Hablemos de humildad

Ella es la combinación perfecta entre la preparación profesional, la juventud y la apariencia física. ¡Y lo sabe! Sus atinadas participaciones en las reuniones de trabajo dan evidencia de eso. Está consciente de que dentro del grupo lleva una gran ventaja, esa que solo la experiencia es capaz de dar.

Pero como todo ser humano tiene sus debilidades, esas que se compensan
trabajando en equipo y reconociendo que cada uno tiene algo importante que aportar. Sin embargo vive en su mundo. Un espacio que ha creado solo para ella, en el que la perfección que supone poseer se ha hecho protagonista y ha dejado de pensar que está rodeada de otras personas, y ha perdido la capacidad de restar importancia a los propios logros y virtudes para reconocer sus defectos y errores. Piensa que no necesita de nadie. ¿Para qué? Si lo tiene todo a sus pies. Humildad es lo que le falta. Esa virtud escasa que consiste en reconocer nuestras habilidades sin vanagloriarnos por ellas. Una persona humilde no es pretenciosa, interesada, ni egoísta ni se siente autosuficiente.

La humildad debería ser un valor que todos anhelemos, pero en una sociedad como la actual, suele ser un bien escaso.

Ser humildes nos permitirá ser más comprensivos y por tanto mejores seres humanos.

A menudo suelo compartir con personas que, al leer su currículo me despierta el interés de conocerle, pero cuando llega la oportunidad, desafortunadamente compruebo que no harían ni el más mínimo esfuerzo por dejar un recuerdo positivo. Sencillamente no les interesa. Cuando una persona hace gala de humildad no pasa desapercibida. Para ser modestos no basta con evitar la ostentación de los éxitos propios, es necesario realizar otras prácticas de forma habitual.

Una de ellas podría ser la de escuchar a los semejantes de forma respetuosa sin interrumpir.

### DATOS PROPORCIONADOS
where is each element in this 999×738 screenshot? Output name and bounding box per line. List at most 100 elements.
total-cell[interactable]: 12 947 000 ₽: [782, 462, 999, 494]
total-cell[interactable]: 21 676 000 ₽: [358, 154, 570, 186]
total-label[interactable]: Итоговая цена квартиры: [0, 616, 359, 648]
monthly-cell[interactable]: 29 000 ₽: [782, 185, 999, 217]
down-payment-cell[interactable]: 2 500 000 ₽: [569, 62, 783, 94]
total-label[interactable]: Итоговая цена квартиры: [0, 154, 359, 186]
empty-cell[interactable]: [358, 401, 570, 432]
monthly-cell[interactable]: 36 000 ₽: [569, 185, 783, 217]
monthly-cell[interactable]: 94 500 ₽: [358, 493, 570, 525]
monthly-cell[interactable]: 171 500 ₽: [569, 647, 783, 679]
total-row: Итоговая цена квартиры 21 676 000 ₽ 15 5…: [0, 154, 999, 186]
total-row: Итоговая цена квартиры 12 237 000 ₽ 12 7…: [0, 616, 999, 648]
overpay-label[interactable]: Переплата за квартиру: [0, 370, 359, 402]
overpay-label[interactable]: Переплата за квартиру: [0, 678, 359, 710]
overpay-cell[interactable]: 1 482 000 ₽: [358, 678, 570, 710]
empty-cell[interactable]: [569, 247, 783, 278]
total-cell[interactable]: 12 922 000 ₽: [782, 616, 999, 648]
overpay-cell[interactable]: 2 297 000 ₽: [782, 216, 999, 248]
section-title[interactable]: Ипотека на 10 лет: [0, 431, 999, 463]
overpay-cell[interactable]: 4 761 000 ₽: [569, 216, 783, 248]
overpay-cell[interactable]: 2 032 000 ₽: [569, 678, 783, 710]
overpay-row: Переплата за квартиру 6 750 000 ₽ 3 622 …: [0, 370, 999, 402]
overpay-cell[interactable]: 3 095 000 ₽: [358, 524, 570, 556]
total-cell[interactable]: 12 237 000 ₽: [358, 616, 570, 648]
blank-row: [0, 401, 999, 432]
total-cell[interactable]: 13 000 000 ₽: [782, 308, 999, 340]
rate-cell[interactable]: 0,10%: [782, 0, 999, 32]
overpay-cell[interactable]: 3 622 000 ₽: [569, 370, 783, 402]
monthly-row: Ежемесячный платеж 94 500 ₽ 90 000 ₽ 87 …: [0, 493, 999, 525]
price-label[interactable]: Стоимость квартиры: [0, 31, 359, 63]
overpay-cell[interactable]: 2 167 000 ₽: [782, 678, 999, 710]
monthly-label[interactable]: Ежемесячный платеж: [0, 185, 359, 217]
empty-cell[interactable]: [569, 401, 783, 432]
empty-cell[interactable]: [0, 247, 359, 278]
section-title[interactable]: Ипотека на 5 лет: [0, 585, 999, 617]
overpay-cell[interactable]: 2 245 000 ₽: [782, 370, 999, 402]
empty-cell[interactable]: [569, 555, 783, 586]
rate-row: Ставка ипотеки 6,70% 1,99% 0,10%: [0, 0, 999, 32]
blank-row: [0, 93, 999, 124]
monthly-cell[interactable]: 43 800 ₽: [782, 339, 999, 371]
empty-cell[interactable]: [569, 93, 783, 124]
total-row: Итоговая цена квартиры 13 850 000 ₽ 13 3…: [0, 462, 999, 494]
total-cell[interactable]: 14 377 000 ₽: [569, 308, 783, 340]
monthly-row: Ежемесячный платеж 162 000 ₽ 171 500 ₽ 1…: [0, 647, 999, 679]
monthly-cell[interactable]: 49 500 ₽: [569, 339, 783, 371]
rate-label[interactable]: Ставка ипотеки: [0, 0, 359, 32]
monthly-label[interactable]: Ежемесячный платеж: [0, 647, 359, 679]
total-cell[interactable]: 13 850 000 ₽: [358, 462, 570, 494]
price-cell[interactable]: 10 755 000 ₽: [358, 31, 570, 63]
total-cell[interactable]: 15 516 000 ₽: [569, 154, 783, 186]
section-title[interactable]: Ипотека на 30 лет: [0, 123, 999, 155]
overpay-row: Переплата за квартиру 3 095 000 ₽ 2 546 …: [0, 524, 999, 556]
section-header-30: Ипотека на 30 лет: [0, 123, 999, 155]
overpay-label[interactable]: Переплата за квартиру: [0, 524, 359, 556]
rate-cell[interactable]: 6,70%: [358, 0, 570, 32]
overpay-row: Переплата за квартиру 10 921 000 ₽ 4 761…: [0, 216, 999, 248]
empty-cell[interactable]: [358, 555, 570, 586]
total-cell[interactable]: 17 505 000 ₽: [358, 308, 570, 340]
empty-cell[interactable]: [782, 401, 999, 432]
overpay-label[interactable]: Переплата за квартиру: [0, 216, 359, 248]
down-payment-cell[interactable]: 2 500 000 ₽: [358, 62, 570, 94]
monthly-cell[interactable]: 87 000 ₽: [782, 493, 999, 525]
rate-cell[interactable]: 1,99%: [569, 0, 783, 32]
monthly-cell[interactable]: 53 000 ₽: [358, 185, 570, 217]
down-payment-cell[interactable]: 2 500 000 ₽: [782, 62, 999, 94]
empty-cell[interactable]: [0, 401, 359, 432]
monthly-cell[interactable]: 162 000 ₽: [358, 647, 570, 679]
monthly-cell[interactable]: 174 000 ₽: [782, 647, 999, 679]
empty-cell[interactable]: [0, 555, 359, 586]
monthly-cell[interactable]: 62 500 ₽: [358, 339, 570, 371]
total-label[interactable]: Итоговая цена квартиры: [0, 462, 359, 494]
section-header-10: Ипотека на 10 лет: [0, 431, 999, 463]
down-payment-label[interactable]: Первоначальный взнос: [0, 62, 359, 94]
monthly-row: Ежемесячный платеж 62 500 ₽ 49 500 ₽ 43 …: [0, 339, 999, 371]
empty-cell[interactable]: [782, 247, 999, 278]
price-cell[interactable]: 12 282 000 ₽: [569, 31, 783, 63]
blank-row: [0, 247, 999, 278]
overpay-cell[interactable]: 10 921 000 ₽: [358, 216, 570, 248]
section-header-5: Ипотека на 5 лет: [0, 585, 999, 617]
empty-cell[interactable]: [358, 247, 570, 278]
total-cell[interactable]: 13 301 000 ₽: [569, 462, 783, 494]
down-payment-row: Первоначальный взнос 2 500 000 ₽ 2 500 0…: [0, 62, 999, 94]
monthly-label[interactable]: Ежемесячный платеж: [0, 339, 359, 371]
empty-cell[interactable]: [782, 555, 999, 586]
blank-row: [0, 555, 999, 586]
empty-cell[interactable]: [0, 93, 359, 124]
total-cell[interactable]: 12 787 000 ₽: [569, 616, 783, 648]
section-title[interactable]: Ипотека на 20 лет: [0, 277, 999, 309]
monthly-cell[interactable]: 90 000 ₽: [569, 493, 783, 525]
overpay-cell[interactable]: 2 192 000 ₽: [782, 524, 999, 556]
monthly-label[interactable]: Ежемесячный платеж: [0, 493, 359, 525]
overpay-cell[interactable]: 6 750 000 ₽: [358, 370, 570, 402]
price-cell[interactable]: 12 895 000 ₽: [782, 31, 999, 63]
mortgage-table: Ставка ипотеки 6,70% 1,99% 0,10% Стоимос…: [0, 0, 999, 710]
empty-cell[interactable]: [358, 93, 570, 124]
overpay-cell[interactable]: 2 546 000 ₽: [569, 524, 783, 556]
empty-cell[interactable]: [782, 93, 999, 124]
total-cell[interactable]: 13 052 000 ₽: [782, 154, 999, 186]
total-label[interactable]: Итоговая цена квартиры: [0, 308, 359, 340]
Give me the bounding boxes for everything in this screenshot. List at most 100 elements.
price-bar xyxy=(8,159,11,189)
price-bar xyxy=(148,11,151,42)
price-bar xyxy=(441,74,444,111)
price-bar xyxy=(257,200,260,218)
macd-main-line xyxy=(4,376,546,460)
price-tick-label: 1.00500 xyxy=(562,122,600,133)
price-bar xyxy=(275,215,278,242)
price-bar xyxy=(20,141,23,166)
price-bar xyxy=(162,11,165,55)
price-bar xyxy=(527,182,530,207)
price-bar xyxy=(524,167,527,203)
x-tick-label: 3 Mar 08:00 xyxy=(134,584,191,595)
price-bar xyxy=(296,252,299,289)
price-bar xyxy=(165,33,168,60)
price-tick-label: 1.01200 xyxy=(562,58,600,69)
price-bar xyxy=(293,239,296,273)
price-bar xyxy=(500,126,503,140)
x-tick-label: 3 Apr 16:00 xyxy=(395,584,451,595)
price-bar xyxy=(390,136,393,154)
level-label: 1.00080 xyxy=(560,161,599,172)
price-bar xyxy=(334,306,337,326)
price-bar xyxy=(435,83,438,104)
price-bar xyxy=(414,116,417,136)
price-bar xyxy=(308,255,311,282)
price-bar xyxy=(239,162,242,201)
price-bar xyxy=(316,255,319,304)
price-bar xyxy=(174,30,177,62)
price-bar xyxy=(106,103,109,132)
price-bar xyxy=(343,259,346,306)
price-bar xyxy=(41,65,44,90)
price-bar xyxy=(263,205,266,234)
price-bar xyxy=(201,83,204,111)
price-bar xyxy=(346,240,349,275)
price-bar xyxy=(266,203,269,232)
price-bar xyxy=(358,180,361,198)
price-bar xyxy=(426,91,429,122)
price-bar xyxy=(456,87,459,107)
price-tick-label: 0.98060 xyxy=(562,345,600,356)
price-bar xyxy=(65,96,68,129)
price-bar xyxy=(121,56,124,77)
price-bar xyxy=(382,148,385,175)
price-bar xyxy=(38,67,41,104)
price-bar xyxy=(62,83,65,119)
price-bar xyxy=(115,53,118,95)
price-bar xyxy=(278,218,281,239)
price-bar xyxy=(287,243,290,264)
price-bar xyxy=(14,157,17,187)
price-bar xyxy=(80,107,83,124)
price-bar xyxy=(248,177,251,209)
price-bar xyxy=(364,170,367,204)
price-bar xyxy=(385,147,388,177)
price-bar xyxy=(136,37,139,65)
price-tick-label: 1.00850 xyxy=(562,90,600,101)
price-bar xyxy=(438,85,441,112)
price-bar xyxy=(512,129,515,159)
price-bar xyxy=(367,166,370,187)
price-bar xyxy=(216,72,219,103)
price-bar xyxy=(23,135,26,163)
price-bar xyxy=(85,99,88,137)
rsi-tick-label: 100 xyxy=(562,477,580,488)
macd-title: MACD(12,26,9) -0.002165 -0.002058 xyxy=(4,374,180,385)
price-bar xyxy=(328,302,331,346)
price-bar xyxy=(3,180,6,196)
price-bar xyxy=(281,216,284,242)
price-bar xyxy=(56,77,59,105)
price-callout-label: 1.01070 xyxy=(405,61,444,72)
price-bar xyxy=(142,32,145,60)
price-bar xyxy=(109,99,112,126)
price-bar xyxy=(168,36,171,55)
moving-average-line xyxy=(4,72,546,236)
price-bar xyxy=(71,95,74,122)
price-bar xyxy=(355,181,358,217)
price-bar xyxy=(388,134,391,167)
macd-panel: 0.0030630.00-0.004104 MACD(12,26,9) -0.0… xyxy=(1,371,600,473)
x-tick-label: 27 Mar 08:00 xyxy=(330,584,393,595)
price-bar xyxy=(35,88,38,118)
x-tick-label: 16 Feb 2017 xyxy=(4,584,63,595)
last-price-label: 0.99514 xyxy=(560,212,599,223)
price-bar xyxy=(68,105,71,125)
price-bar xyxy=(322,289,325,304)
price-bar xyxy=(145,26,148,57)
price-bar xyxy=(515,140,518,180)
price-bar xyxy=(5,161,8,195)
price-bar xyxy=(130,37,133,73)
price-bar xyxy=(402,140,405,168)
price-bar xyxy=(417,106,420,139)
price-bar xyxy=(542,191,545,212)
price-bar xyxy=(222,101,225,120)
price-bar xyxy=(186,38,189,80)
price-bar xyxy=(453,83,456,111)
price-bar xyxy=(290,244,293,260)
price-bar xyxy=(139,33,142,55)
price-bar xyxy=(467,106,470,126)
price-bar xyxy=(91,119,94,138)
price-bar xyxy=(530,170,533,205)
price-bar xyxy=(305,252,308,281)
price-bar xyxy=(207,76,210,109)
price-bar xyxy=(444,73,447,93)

### TAREA 1
Resume en una lista breve el párrafo del texto sobre la humildad que empieza con "A menudo suelo compartir" y conserva sus ideas principales.
### TAREA 2
Indica si cada afirmación coincide con el texto sobre la humildad. Responde sí o no y cita las palabras exactas del texto que lo deciden.
(a) Una persona humilde no se siente autosuficiente.
(b) En la sociedad actual la humildad abunda.
(c) La mujer descrita al principio piensa que necesita a los demás.
### TAREA 3
Según el texto sobre la humildad, ¿qué práctica podría ayudar a ser modestos?
Responde basándote únicamente en el texto, sin usar el listado.

### RESPUESTA 1
- Con frecuencia, quien escribe trata con personas cuyo currículo le despierta interés, pero al conocerlas comprueba que no harían ningún esfuerzo por dejar un buen recuerdo, porque sencillamente no les interesa.
- Una persona que muestra humildad no pasa desapercibida.
- Para ser modesto no basta con no presumir de los propios éxitos. También hay que realizar otras prácticas de forma habitual.

### RESPUESTA 2
(a) Sí: "Una persona humilde no es pretenciosa, interesada, ni egoísta ni se siente autosuficiente."
(b) No: "en una sociedad como la actual, suele ser un bien escaso."
(c) No: "Piensa que no necesita de nadie."

### RESPUESTA 3
Escuchar a los semejantes de forma respetuosa sin interrumpir.